Out of the lines in this data, how many include "Joint"? Give the number and nothing else.

Stored items
* begin *

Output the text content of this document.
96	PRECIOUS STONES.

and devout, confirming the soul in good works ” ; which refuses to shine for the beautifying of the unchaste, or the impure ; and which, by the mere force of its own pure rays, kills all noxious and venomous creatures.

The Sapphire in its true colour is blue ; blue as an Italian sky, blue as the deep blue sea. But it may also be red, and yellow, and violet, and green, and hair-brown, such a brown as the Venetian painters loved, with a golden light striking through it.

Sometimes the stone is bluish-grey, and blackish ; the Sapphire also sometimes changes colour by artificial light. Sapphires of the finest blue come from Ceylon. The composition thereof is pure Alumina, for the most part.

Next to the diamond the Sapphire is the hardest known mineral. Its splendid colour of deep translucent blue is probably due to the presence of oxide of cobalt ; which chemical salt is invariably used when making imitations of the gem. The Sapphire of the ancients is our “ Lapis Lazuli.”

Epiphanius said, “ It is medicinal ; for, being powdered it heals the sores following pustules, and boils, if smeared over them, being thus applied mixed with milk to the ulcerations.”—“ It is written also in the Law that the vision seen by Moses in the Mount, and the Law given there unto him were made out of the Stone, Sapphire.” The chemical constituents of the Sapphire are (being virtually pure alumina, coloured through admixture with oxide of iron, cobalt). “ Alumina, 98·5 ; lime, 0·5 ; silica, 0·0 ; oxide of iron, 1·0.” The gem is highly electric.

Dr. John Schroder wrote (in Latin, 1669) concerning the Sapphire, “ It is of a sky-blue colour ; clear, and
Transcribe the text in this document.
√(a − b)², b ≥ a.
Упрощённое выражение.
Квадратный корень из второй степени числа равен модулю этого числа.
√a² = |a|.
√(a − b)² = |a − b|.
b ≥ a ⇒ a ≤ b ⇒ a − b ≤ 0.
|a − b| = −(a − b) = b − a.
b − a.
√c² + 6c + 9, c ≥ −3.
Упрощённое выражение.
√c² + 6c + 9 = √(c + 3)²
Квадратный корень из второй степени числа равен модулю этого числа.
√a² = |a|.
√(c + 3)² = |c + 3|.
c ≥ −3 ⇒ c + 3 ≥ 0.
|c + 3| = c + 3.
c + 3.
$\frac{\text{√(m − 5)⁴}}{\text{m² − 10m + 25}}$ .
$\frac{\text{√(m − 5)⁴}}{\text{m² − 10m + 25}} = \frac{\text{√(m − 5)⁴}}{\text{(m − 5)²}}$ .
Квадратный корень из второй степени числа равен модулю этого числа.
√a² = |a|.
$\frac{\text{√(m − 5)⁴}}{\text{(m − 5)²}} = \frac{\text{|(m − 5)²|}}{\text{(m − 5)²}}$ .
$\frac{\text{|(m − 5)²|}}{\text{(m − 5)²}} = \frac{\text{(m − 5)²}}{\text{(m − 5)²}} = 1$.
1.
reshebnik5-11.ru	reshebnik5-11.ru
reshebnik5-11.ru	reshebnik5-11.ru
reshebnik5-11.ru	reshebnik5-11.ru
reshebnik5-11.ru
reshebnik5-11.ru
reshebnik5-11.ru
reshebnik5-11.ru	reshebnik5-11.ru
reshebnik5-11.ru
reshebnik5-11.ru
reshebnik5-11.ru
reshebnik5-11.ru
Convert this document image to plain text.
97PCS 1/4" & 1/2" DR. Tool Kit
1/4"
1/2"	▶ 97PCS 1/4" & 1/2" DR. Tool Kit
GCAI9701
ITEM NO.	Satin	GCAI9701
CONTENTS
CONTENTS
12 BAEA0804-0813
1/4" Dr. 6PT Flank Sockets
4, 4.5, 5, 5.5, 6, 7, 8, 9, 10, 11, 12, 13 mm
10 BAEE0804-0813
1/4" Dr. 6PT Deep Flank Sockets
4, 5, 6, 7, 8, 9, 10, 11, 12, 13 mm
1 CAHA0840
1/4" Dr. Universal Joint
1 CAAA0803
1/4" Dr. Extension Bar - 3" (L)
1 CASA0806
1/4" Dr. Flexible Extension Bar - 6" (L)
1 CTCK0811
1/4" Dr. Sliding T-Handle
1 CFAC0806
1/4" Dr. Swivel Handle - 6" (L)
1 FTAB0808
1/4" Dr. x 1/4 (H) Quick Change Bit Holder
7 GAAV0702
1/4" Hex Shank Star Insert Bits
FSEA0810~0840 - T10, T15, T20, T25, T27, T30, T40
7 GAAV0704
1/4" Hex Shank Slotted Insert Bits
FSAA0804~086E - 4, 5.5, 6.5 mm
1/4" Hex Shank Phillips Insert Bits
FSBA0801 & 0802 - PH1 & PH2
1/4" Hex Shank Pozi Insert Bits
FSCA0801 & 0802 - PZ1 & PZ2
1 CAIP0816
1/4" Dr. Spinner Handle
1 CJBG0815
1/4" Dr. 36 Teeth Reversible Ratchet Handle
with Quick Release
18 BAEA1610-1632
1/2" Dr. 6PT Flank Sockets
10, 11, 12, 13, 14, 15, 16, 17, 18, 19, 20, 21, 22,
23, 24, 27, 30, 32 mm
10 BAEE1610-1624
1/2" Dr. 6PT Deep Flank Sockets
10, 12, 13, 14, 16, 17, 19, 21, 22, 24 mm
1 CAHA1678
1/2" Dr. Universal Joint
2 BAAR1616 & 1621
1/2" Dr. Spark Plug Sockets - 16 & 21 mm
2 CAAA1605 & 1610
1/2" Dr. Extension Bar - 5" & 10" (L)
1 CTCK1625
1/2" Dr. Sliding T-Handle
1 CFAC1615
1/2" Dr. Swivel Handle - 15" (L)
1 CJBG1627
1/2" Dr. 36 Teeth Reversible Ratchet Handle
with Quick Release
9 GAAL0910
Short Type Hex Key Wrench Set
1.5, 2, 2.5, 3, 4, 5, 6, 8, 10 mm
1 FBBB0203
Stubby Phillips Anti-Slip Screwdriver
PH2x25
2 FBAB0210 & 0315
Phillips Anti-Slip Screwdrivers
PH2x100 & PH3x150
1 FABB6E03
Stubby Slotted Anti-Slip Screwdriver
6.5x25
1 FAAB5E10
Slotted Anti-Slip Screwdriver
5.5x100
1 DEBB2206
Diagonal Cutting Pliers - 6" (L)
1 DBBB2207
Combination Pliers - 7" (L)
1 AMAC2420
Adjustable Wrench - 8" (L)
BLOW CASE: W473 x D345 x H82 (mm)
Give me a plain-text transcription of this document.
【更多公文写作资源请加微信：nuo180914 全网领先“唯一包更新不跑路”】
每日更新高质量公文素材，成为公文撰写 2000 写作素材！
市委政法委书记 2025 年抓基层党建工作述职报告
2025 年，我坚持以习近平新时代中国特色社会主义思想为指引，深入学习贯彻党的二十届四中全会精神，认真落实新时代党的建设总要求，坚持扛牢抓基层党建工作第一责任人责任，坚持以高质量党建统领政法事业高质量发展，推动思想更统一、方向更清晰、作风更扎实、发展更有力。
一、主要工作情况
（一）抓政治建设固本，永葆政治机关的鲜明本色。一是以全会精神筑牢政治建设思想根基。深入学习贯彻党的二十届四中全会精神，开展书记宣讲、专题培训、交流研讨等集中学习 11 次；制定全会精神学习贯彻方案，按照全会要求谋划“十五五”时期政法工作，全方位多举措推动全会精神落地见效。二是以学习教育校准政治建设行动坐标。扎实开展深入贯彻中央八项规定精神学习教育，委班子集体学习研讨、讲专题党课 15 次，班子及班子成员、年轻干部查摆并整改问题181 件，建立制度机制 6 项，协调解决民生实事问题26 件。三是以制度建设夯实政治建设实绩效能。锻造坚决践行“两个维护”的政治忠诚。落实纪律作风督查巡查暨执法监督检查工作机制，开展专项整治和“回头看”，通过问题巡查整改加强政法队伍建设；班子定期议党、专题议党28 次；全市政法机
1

* end *

IN RESPONSE:
2